======== Supplied material ========
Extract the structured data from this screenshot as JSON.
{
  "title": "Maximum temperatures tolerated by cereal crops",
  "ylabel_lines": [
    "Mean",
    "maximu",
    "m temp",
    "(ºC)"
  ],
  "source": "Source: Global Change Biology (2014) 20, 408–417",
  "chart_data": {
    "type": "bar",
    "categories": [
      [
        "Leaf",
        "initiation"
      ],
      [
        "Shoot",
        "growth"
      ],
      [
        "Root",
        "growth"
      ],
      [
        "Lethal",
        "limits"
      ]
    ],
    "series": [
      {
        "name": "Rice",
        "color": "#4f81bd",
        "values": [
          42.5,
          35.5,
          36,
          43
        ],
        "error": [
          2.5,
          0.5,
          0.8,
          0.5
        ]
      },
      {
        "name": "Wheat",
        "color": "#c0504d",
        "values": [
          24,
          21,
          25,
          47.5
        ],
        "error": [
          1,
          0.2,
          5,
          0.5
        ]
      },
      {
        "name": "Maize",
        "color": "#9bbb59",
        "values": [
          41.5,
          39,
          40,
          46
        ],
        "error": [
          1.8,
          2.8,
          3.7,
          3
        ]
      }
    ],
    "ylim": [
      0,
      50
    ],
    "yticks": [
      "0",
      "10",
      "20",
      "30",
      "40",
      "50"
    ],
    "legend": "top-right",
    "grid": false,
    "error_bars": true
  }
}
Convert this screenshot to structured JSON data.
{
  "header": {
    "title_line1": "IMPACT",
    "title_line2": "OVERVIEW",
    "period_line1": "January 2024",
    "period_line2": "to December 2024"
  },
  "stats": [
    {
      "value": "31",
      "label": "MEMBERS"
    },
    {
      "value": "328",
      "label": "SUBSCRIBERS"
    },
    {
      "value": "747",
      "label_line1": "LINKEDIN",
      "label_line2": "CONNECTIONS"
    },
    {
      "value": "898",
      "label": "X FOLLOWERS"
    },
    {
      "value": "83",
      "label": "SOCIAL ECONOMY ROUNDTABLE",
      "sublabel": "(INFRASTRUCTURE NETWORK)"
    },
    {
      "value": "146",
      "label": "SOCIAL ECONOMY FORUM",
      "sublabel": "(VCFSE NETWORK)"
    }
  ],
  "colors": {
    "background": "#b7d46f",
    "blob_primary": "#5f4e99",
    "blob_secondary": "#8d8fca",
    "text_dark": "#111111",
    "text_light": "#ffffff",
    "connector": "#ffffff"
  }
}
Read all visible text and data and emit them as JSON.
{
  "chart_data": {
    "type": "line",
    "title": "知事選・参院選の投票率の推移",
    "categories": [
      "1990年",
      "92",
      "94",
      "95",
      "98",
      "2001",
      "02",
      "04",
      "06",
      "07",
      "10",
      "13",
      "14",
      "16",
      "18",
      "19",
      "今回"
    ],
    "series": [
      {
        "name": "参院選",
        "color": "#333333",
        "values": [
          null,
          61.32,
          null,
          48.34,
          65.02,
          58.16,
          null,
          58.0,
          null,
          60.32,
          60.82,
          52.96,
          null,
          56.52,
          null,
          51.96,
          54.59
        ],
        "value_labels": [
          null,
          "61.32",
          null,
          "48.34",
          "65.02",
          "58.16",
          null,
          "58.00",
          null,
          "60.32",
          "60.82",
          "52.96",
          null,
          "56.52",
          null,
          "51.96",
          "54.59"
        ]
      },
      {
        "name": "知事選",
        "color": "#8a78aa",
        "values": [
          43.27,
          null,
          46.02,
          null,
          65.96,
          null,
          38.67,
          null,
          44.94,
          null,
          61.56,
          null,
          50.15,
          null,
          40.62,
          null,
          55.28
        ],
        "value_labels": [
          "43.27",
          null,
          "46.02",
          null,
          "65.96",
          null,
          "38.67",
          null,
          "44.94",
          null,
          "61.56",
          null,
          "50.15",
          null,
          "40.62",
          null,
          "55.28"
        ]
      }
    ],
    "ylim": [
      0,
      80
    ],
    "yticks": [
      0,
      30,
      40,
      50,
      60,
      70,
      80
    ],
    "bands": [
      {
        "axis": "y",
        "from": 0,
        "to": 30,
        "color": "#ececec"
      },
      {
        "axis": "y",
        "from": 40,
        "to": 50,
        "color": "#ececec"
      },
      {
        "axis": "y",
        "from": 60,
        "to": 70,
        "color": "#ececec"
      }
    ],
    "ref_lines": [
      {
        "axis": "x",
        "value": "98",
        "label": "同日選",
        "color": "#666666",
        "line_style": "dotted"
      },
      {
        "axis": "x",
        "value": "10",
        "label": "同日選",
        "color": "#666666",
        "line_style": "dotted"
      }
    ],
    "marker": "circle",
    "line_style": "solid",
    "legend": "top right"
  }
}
========
Print back all the lines verbatim.

Extract the structured data from this screenshot as JSON.
{
  "title": "Maximum temperatures tolerated by cereal crops",
  "ylabel_lines": [
    "Mean",
    "maximu",
    "m temp",
    "(ºC)"
  ],
  "source": "Source: Global Change Biology (2014) 20, 408–417",
  "chart_data": {
    "type": "bar",
    "categories": [
      [
        "Leaf",
        "initiation"
      ],
      [
        "Shoot",
        "growth"
      ],
      [
        "Root",
        "growth"
      ],
      [
        "Lethal",
        "limits"
      ]
    ],
    "series": [
      {
        "name": "Rice",
        "color": "#4f81bd",
        "values": [
          42.5,
          35.5,
          36,
          43
        ],
        "error": [
          2.5,
          0.5,
          0.8,
          0.5
        ]
      },
      {
        "name": "Wheat",
        "color": "#c0504d",
        "values": [
          24,
          21,
          25,
          47.5
        ],
        "error": [
          1,
          0.2,
          5,
          0.5
        ]
      },
      {
        "name": "Maize",
        "color": "#9bbb59",
        "values": [
          41.5,
          39,
          40,
          46
        ],
        "error": [
          1.8,
          2.8,
          3.7,
          3
        ]
      }
    ],
    "ylim": [
      0,
      50
    ],
    "yticks": [
      "0",
      "10",
      "20",
      "30",
      "40",
      "50"
    ],
    "legend": "top-right",
    "grid": false,
    "error_bars": true
  }
}
Convert this screenshot to structured JSON data.
{
  "header": {
    "title_line1": "IMPACT",
    "title_line2": "OVERVIEW",
    "period_line1": "January 2024",
    "period_line2": "to December 2024"
  },
  "stats": [
    {
      "value": "31",
      "label": "MEMBERS"
    },
    {
      "value": "328",
      "label": "SUBSCRIBERS"
    },
    {
      "value": "747",
      "label_line1": "LINKEDIN",
      "label_line2": "CONNECTIONS"
    },
    {
      "value": "898",
      "label": "X FOLLOWERS"
    },
    {
      "value": "83",
      "label": "SOCIAL ECONOMY ROUNDTABLE",
      "sublabel": "(INFRASTRUCTURE NETWORK)"
    },
    {
      "value": "146",
      "label": "SOCIAL ECONOMY FORUM",
      "sublabel": "(VCFSE NETWORK)"
    }
  ],
  "colors": {
    "background": "#b7d46f",
    "blob_primary": "#5f4e99",
    "blob_secondary": "#8d8fca",
    "text_dark": "#111111",
    "text_light": "#ffffff",
    "connector": "#ffffff"
  }
}
Read all visible text and data and emit them as JSON.
{
  "chart_data": {
    "type": "line",
    "title": "知事選・参院選の投票率の推移",
    "categories": [
      "1990年",
      "92",
      "94",
      "95",
      "98",
      "2001",
      "02",
      "04",
      "06",
      "07",
      "10",
      "13",
      "14",
      "16",
      "18",
      "19",
      "今回"
    ],
    "series": [
      {
        "name": "参院選",
        "color": "#333333",
        "values": [
          null,
          61.32,
          null,
          48.34,
          65.02,
          58.16,
          null,
          58.0,
          null,
          60.32,
          60.82,
          52.96,
          null,
          56.52,
          null,
          51.96,
          54.59
        ],
        "value_labels": [
          null,
          "61.32",
          null,
          "48.34",
          "65.02",
          "58.16",
          null,
          "58.00",
          null,
          "60.32",
          "60.82",
          "52.96",
          null,
          "56.52",
          null,
          "51.96",
          "54.59"
        ]
      },
      {
        "name": "知事選",
        "color": "#8a78aa",
        "values": [
          43.27,
          null,
          46.02,
          null,
          65.96,
          null,
          38.67,
          null,
          44.94,
          null,
          61.56,
          null,
          50.15,
          null,
          40.62,
          null,
          55.28
        ],
        "value_labels": [
          "43.27",
          null,
          "46.02",
          null,
          "65.96",
          null,
          "38.67",
          null,
          "44.94",
          null,
          "61.56",
          null,
          "50.15",
          null,
          "40.62",
          null,
          "55.28"
        ]
      }
    ],
    "ylim": [
      0,
      80
    ],
    "yticks": [
      0,
      30,
      40,
      50,
      60,
      70,
      80
    ],
    "bands": [
      {
        "axis": "y",
        "from": 0,
        "to": 30,
        "color": "#ececec"
      },
      {
        "axis": "y",
        "from": 40,
        "to": 50,
        "color": "#ececec"
      },
      {
        "axis": "y",
        "from": 60,
        "to": 70,
        "color": "#ececec"
      }
    ],
    "ref_lines": [
      {
        "axis": "x",
        "value": "98",
        "label": "同日選",
        "color": "#666666",
        "line_style": "dotted"
      },
      {
        "axis": "x",
        "value": "10",
        "label": "同日選",
        "color": "#666666",
        "line_style": "dotted"
      }
    ],
    "marker": "circle",
    "line_style": "solid",
    "legend": "top right"
  }
}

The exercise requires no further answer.